* **Task goal**
Images do not belong in the copy. Retype all the entries below exactly.

* **Provided entries**
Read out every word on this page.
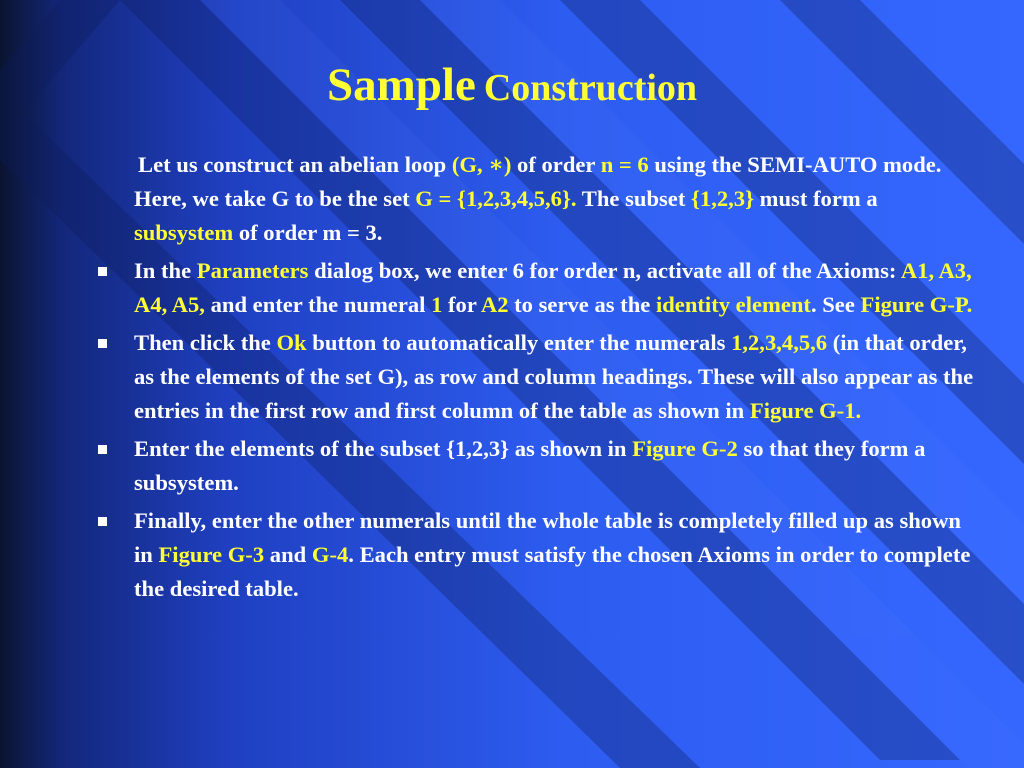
Sample Construction

Let us construct an abelian loop (G, ∗) of order n = 6 using the SEMI-AUTO mode. Here, we take G to be the set G = {1,2,3,4,5,6}. The subset {1,2,3} must form a subsystem of order m = 3.

In the Parameters dialog box, we enter 6 for order n, activate all of the Axioms: A1, A3, A4, A5, and enter the numeral 1 for A2 to serve as the identity element. See Figure G-P.

Then click the Ok button to automatically enter the numerals 1,2,3,4,5,6 (in that order, as the elements of the set G), as row and column headings. These will also appear as the entries in the first row and first column of the table as shown in Figure G-1.

Enter the elements of the subset {1,2,3} as shown in Figure G-2 so that they form a subsystem.

Finally, enter the other numerals until the whole table is completely filled up as shown in Figure G-3 and G-4. Each entry must satisfy the chosen Axioms in order to complete the desired table.
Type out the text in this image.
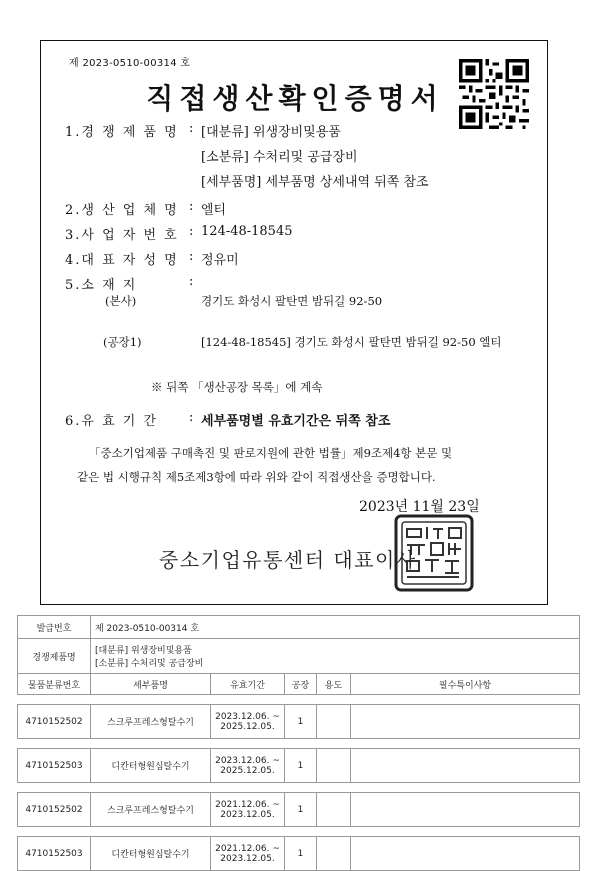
제 2023-0510-00314 호
직접생산확인증명서
1.경 쟁 제 품 명 : [대분류] 위생장비및용품
[소분류] 수처리및 공급장비
[세부품명] 세부품명 상세내역 뒤쪽 참조
2.생 산 업 체 명 : 엘티
3.사 업 자 번 호 : 124-48-18545
4.대 표 자 성 명 : 정유미
5.소 재 지	:
(본사)	경기도 화성시 팔탄면 밤뒤길 92-50
(공장1)	[124-48-18545] 경기도 화성시 팔탄면 밤뒤길 92-50 엘티
※ 뒤쪽 「생산공장 목록」에 계속
6.유 효 기 간 : 세부품명별 유효기간은 뒤쪽 참조
「중소기업제품 구매촉진 및 판로지원에 관한 법률」제9조제4항 본문 및
같은 법 시행규칙 제5조제3항에 따라 위와 같이 직접생산을 증명합니다.
2023년 11월 23일
중소기업유통센터 대표이사
발급번호	제 2023-0510-00314 호				
경쟁제품명	[대분류] 위생장비및용품
[소분류] 수처리및 공급장비				

물품분류번호	세부품명	유효기간	공장	용도	필수특이사항

4710152502	스크루프레스형탈수기	2023.12.06. ~
2025.12.05.	1		

4710152503	디칸터형원심탈수기	2023.12.06. ~
2025.12.05.	1		

4710152502	스크루프레스형탈수기	2021.12.06. ~
2023.12.05.	1		

4710152503	디칸터형원심탈수기	2021.12.06. ~
2023.12.05.	1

* **Answer to this task**
Read out every word on this page.
Sample Construction

Let us construct an abelian loop (G, ∗) of order n = 6 using the SEMI-AUTO mode. Here, we take G to be the set G = {1,2,3,4,5,6}. The subset {1,2,3} must form a subsystem of order m = 3.

In the Parameters dialog box, we enter 6 for order n, activate all of the Axioms: A1, A3, A4, A5, and enter the numeral 1 for A2 to serve as the identity element. See Figure G-P.

Then click the Ok button to automatically enter the numerals 1,2,3,4,5,6 (in that order, as the elements of the set G), as row and column headings. These will also appear as the entries in the first row and first column of the table as shown in Figure G-1.

Enter the elements of the subset {1,2,3} as shown in Figure G-2 so that they form a subsystem.

Finally, enter the other numerals until the whole table is completely filled up as shown in Figure G-3 and G-4. Each entry must satisfy the chosen Axioms in order to complete the desired table.
Type out the text in this image.
제 2023-0510-00314 호
직접생산확인증명서
1.경 쟁 제 품 명 : [대분류] 위생장비및용품
[소분류] 수처리및 공급장비
[세부품명] 세부품명 상세내역 뒤쪽 참조
2.생 산 업 체 명 : 엘티
3.사 업 자 번 호 : 124-48-18545
4.대 표 자 성 명 : 정유미
5.소 재 지	:
(본사)	경기도 화성시 팔탄면 밤뒤길 92-50
(공장1)	[124-48-18545] 경기도 화성시 팔탄면 밤뒤길 92-50 엘티
※ 뒤쪽 「생산공장 목록」에 계속
6.유 효 기 간 : 세부품명별 유효기간은 뒤쪽 참조
「중소기업제품 구매촉진 및 판로지원에 관한 법률」제9조제4항 본문 및
같은 법 시행규칙 제5조제3항에 따라 위와 같이 직접생산을 증명합니다.
2023년 11월 23일
중소기업유통센터 대표이사
발급번호	제 2023-0510-00314 호				
경쟁제품명	[대분류] 위생장비및용품
[소분류] 수처리및 공급장비				

물품분류번호	세부품명	유효기간	공장	용도	필수특이사항

4710152502	스크루프레스형탈수기	2023.12.06. ~
2025.12.05.	1		

4710152503	디칸터형원심탈수기	2023.12.06. ~
2025.12.05.	1		

4710152502	스크루프레스형탈수기	2021.12.06. ~
2023.12.05.	1		

4710152503	디칸터형원심탈수기	2021.12.06. ~
2023.12.05.	1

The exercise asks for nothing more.